** START **

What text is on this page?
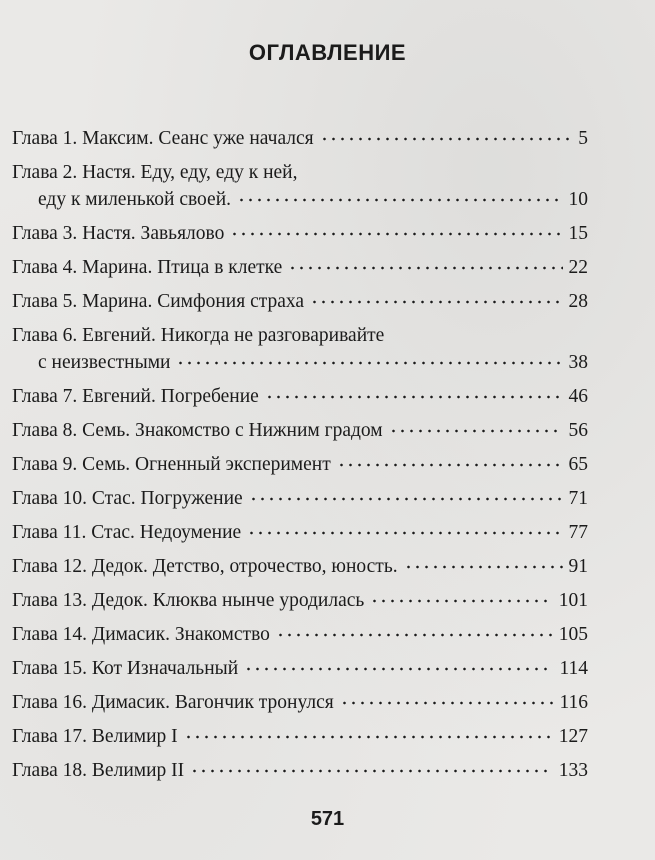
ОГЛАВЛЕНИЕ
Глава 1. Максим. Сеанс уже начался	5
Глава 2. Настя. Еду, еду, еду к ней,
еду к миленькой своей.	10
Глава 3. Настя. Завьялово	15
Глава 4. Марина. Птица в клетке	22
Глава 5. Марина. Симфония страха	28
Глава 6. Евгений. Никогда не разговаривайте
с неизвестными	38
Глава 7. Евгений. Погребение	46
Глава 8. Семь. Знакомство с Нижним градом	56
Глава 9. Семь. Огненный эксперимент	65
Глава 10. Стас. Погружение	71
Глава 11. Стас. Недоумение	77
Глава 12. Дедок. Детство, отрочество, юность.	91
Глава 13. Дедок. Клюква нынче уродилась	101
Глава 14. Димасик. Знакомство	105
Глава 15. Кот Изначальный	114
Глава 16. Димасик. Вагончик тронулся	116
Глава 17. Велимир I	127
Глава 18. Велимир II	133
571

** END **

=== Stated task ===
Copy every entry exactly as written. Pictures are excluded.

=== Correct response ===
What text is on this page?
ОГЛАВЛЕНИЕ
Глава 1. Максим. Сеанс уже начался	5
Глава 2. Настя. Еду, еду, еду к ней,
еду к миленькой своей.	10
Глава 3. Настя. Завьялово	15
Глава 4. Марина. Птица в клетке	22
Глава 5. Марина. Симфония страха	28
Глава 6. Евгений. Никогда не разговаривайте
с неизвестными	38
Глава 7. Евгений. Погребение	46
Глава 8. Семь. Знакомство с Нижним градом	56
Глава 9. Семь. Огненный эксперимент	65
Глава 10. Стас. Погружение	71
Глава 11. Стас. Недоумение	77
Глава 12. Дедок. Детство, отрочество, юность.	91
Глава 13. Дедок. Клюква нынче уродилась	101
Глава 14. Димасик. Знакомство	105
Глава 15. Кот Изначальный	114
Глава 16. Димасик. Вагончик тронулся	116
Глава 17. Велимир I	127
Глава 18. Велимир II	133
571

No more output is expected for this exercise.